▶ _Task goal_
Copy out each line of the material in which the word "Toyota" appears.

▶ _Record excerpts_
########

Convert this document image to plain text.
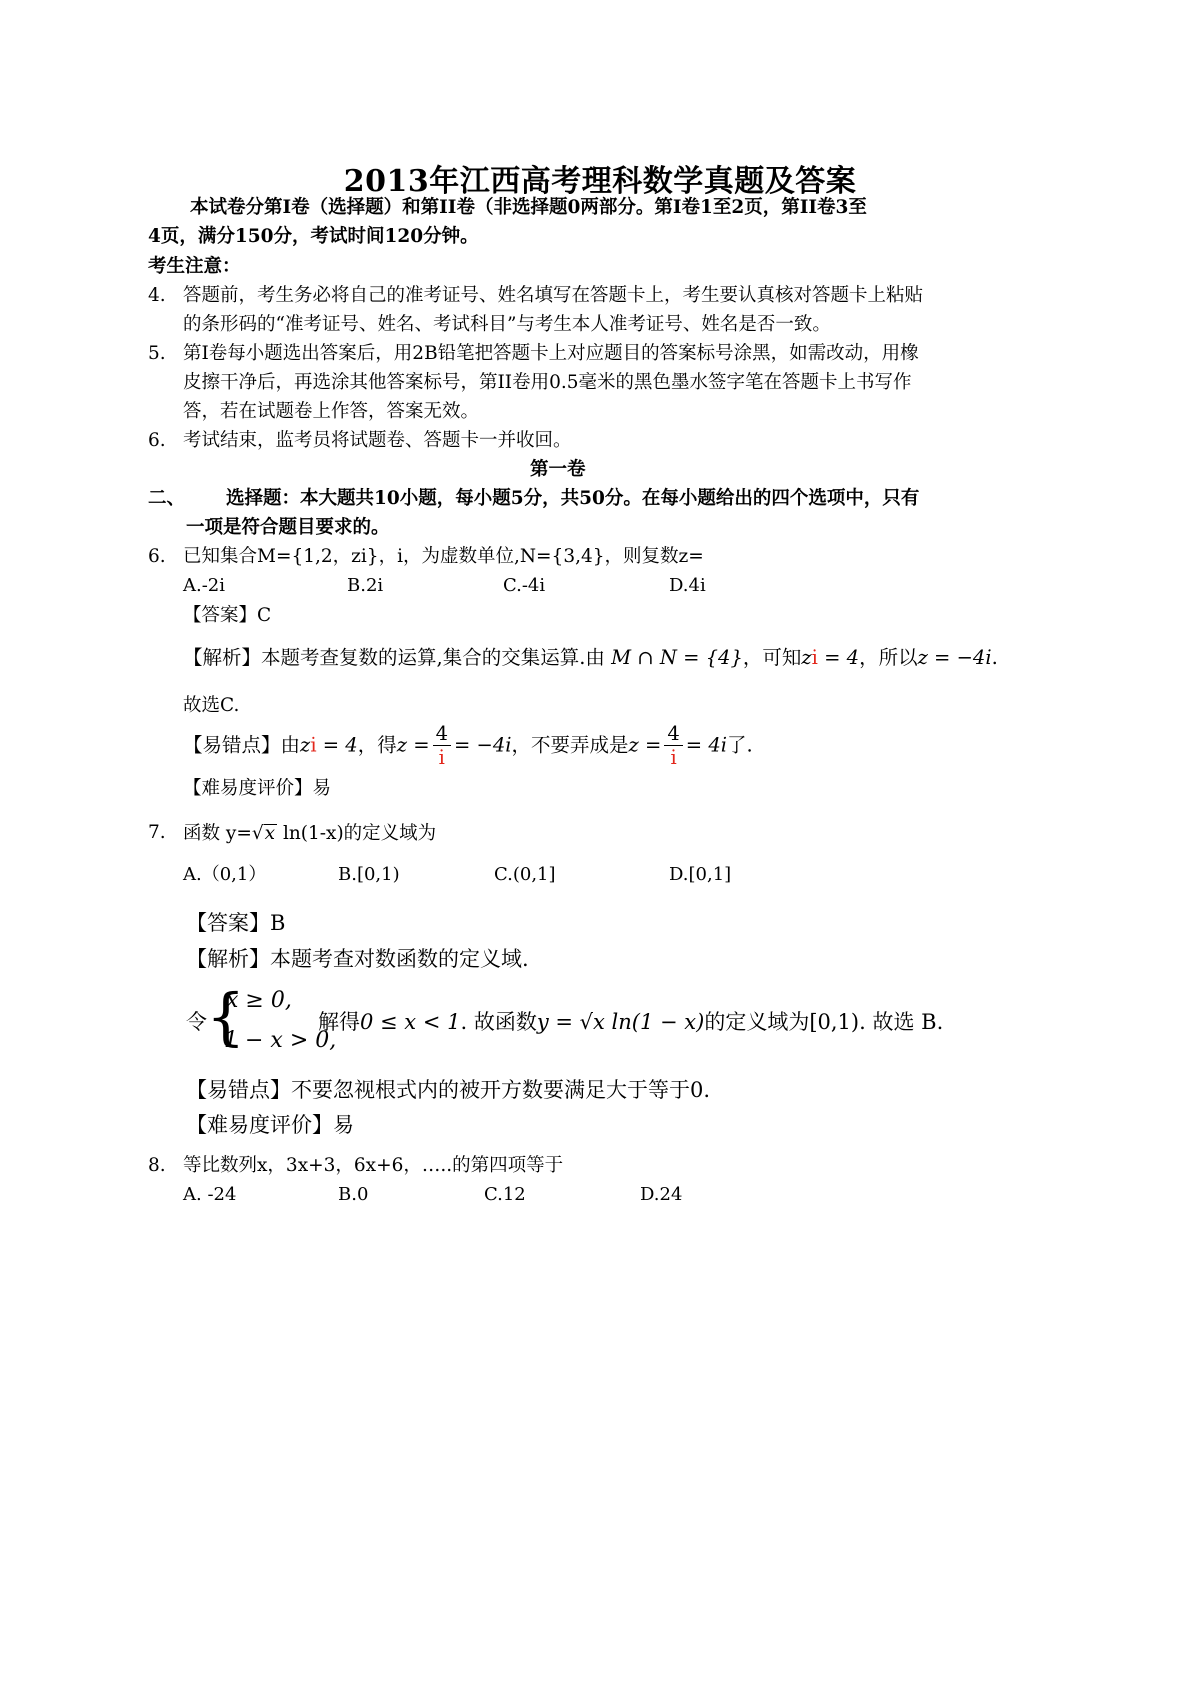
2013年江西高考理科数学真题及答案
本试卷分第Ⅰ卷（选择题）和第II卷（非选择题0两部分。第Ⅰ卷1至2页，第II卷3至
4页，满分150分，考试时间120分钟。
考生注意：
4. 答题前，考生务必将自己的准考证号、姓名填写在答题卡上，考生要认真核对答题卡上粘贴
的条形码的“准考证号、姓名、考试科目”与考生本人准考证号、姓名是否一致。
5. 第Ⅰ卷每小题选出答案后，用2B铅笔把答题卡上对应题目的答案标号涂黑，如需改动，用橡
皮擦干净后，再选涂其他答案标号，第II卷用0.5毫米的黑色墨水签字笔在答题卡上书写作
答，若在试题卷上作答，答案无效。
6. 考试结束，监考员将试题卷、答题卡一并收回。
第一卷
二、 选择题：本大题共10小题，每小题5分，共50分。在每小题给出的四个选项中，只有
一项是符合题目要求的。
6. 已知集合M={1,2，zi}，i，为虚数单位,N={3,4}，则复数z=
A.-2i	B.2i	C.-4i	D.4i
【答案】C
【解析】本题考查复数的运算,集合的交集运算.由 M ∩ N = {4}，可知zi = 4，所以z = −4i.
故选C.
【易错点】由zi = 4，得$z = \frac{4}{i} = -4i$，不要弄成是$z = \frac{4}{i} = 4i$了.
【难易度评价】易
7. 函数 y=√x ln(1-x)的定义域为
A.（0,1）	B.[0,1)	C.(0,1]	D.[0,1]
【答案】B
【解析】本题考查对数函数的定义域.
令 {
x ≥ 0,
1 − x > 0,
解得0 ≤ x < 1. 故函数y = √x ln(1 − x)的定义域为[0,1). 故选 B.
【易错点】不要忽视根式内的被开方数要满足大于等于0.
【难易度评价】易
8. 等比数列x，3x+3，6x+6，…..的第四项等于
A. -24	B.0	C.12	D.24
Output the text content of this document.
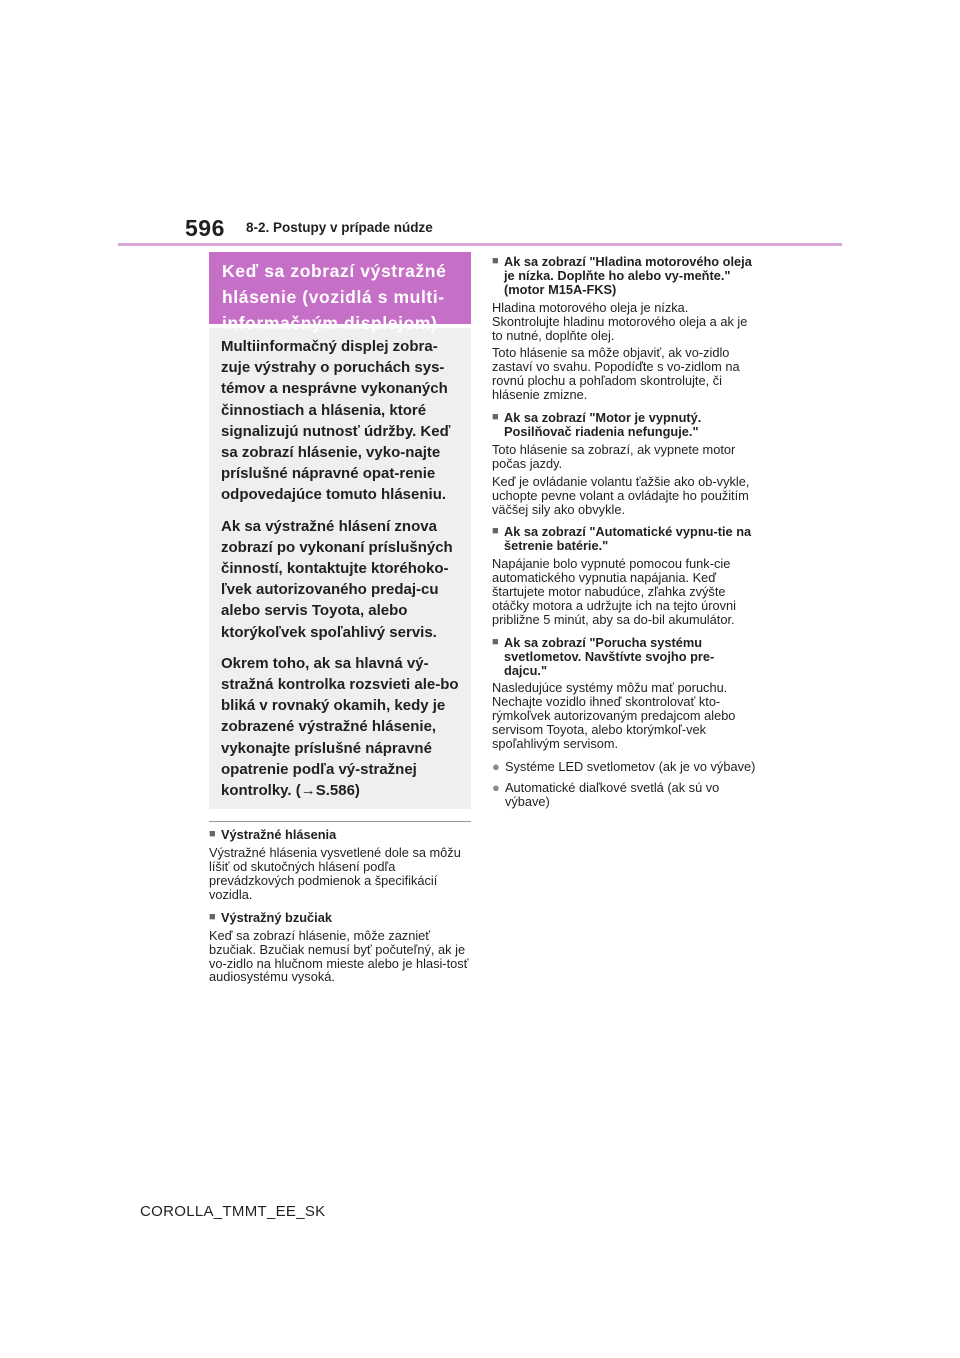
596 8-2. Postupy v prípade núdze
Keď sa zobrazí výstražné hlásenie (vozidlá s multi-informačným displejom)

Multiinformačný displej zobra-zuje výstrahy o poruchách sys-témov a nesprávne vykonaných činnostiach a hlásenia, ktoré signalizujú nutnosť údržby. Keď sa zobrazí hlásenie, vyko-najte príslušné nápravné opat-renie odpovedajúce tomuto hláseniu.

Ak sa výstražné hlásení znova zobrazí po vykonaní príslušných činností, kontaktujte ktoréhoko-ľvek autorizovaného predaj-cu alebo servis Toyota, alebo ktorýkoľvek spoľahlivý servis.

Okrem toho, ak sa hlavná vý-stražná kontrolka rozsvieti ale-bo bliká v rovnaký okamih, kedy je zobrazené výstražné hlásenie, vykonajte príslušné nápravné opatrenie podľa vý-stražnej kontrolky. (→S.586)

■ Výstražné hlásenia
Výstražné hlásenia vysvetlené dole sa môžu líšiť od skutočných hlásení podľa prevádzkových podmienok a špecifikácií vozidla.
■ Výstražný bzučiak
Keď sa zobrazí hlásenie, môže zaznieť bzučiak. Bzučiak nemusí byť počuteľný, ak je vo-zidlo na hlučnom mieste alebo je hlasi-tosť audiosystému vysoká.
■ Ak sa zobrazí "Hladina motorového oleja je nízka. Doplňte ho alebo vy-meňte." (motor M15A-FKS)
Hladina motorového oleja je nízka. Skontrolujte hladinu motorového oleja a ak je to nutné, doplňte olej.
Toto hlásenie sa môže objaviť, ak vo-zidlo zastaví vo svahu. Popodíďte s vo-zidlom na rovnú plochu a pohľadom skontrolujte, či hlásenie zmizne.
■ Ak sa zobrazí "Motor je vypnutý. Posilňovač riadenia nefunguje."
Toto hlásenie sa zobrazí, ak vypnete motor počas jazdy.
Keď je ovládanie volantu ťažšie ako ob-vykle, uchopte pevne volant a ovládajte ho použitím väčšej sily ako obvykle.
■ Ak sa zobrazí "Automatické vypnu-tie na šetrenie batérie."
Napájanie bolo vypnuté pomocou funk-cie automatického vypnutia napájania. Keď štartujete motor nabudúce, zľahka zvýšte otáčky motora a udržujte ich na tejto úrovni približne 5 minút, aby sa do-bil akumulátor.
■ Ak sa zobrazí "Porucha systému svetlometov. Navštívte svojho pre-dajcu."
Nasledujúce systémy môžu mať poruchu. Nechajte vozidlo ihneď skontrolovať kto-rýmkoľvek autorizovaným predajcom alebo servisom Toyota, alebo ktorýmkoľ-vek spoľahlivým servisom.
● Systéme LED svetlometov (ak je vo výbave)
● Automatické diaľkové svetlá (ak sú vo výbave)
COROLLA_TMMT_EE_SK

########

▶ _Finished answer_
Ak sa výstražné hlásení znova zobrazí po vykonaní príslušných činností, kontaktujte ktoréhoko-ľvek autorizovaného predaj-cu alebo servis Toyota, alebo ktorýkoľvek spoľahlivý servis.
Nasledujúce systémy môžu mať poruchu. Nechajte vozidlo ihneď skontrolovať kto-rýmkoľvek autorizovaným predajcom alebo servisom Toyota, alebo ktorýmkoľ-vek spoľahlivým servisom.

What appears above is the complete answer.